▶ _Your objective_:
Can you write out the whole listing exactly?

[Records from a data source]

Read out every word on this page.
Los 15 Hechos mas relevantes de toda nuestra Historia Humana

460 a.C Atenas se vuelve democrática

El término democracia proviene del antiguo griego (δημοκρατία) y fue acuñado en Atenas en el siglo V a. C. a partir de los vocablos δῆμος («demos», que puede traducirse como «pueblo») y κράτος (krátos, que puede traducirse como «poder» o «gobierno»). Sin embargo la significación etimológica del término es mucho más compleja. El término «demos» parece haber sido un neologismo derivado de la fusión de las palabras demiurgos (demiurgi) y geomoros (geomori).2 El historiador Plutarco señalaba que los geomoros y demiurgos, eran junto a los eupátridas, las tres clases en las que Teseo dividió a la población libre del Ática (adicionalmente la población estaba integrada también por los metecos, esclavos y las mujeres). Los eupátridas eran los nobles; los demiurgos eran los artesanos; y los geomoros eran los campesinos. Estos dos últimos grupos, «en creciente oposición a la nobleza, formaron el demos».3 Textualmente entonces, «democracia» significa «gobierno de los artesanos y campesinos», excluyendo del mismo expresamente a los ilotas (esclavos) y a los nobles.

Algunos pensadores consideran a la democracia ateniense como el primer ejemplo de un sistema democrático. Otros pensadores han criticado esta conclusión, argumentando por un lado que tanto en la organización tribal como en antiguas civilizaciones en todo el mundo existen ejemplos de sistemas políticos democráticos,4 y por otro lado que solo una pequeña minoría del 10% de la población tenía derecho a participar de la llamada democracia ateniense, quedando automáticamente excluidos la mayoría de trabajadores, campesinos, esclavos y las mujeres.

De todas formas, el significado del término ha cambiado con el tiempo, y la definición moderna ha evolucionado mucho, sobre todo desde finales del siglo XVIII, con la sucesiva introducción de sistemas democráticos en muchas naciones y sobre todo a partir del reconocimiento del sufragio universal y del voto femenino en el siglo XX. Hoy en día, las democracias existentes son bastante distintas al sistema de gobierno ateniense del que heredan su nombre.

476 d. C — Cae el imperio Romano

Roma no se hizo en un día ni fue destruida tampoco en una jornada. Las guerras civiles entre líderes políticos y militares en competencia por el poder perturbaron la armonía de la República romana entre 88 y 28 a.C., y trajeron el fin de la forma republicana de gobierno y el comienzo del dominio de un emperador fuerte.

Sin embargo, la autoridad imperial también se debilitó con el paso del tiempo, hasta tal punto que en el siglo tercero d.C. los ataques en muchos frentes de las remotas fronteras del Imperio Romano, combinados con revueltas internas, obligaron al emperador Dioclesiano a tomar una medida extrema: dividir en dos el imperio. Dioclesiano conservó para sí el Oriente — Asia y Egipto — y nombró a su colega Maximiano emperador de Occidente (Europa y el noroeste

▶ _Final result_:
Read out every word on this page.
Los 15 Hechos mas relevantes de toda nuestra Historia Humana

460 a.C Atenas se vuelve democrática

El término democracia proviene del antiguo griego (δημοκρατία) y fue acuñado en Atenas en el siglo V a. C. a partir de los vocablos δῆμος («demos», que puede traducirse como «pueblo») y κράτος (krátos, que puede traducirse como «poder» o «gobierno»). Sin embargo la significación etimológica del término es mucho más compleja. El término «demos» parece haber sido un neologismo derivado de la fusión de las palabras demiurgos (demiurgi) y geomoros (geomori).2 El historiador Plutarco señalaba que los geomoros y demiurgos, eran junto a los eupátridas, las tres clases en las que Teseo dividió a la población libre del Ática (adicionalmente la población estaba integrada también por los metecos, esclavos y las mujeres). Los eupátridas eran los nobles; los demiurgos eran los artesanos; y los geomoros eran los campesinos. Estos dos últimos grupos, «en creciente oposición a la nobleza, formaron el demos».3 Textualmente entonces, «democracia» significa «gobierno de los artesanos y campesinos», excluyendo del mismo expresamente a los ilotas (esclavos) y a los nobles.

Algunos pensadores consideran a la democracia ateniense como el primer ejemplo de un sistema democrático. Otros pensadores han criticado esta conclusión, argumentando por un lado que tanto en la organización tribal como en antiguas civilizaciones en todo el mundo existen ejemplos de sistemas políticos democráticos,4 y por otro lado que solo una pequeña minoría del 10% de la población tenía derecho a participar de la llamada democracia ateniense, quedando automáticamente excluidos la mayoría de trabajadores, campesinos, esclavos y las mujeres.

De todas formas, el significado del término ha cambiado con el tiempo, y la definición moderna ha evolucionado mucho, sobre todo desde finales del siglo XVIII, con la sucesiva introducción de sistemas democráticos en muchas naciones y sobre todo a partir del reconocimiento del sufragio universal y del voto femenino en el siglo XX. Hoy en día, las democracias existentes son bastante distintas al sistema de gobierno ateniense del que heredan su nombre.

476 d. C — Cae el imperio Romano

Roma no se hizo en un día ni fue destruida tampoco en una jornada. Las guerras civiles entre líderes políticos y militares en competencia por el poder perturbaron la armonía de la República romana entre 88 y 28 a.C., y trajeron el fin de la forma republicana de gobierno y el comienzo del dominio de un emperador fuerte.

Sin embargo, la autoridad imperial también se debilitó con el paso del tiempo, hasta tal punto que en el siglo tercero d.C. los ataques en muchos frentes de las remotas fronteras del Imperio Romano, combinados con revueltas internas, obligaron al emperador Dioclesiano a tomar una medida extrema: dividir en dos el imperio. Dioclesiano conservó para sí el Oriente — Asia y Egipto — y nombró a su colega Maximiano emperador de Occidente (Europa y el noroeste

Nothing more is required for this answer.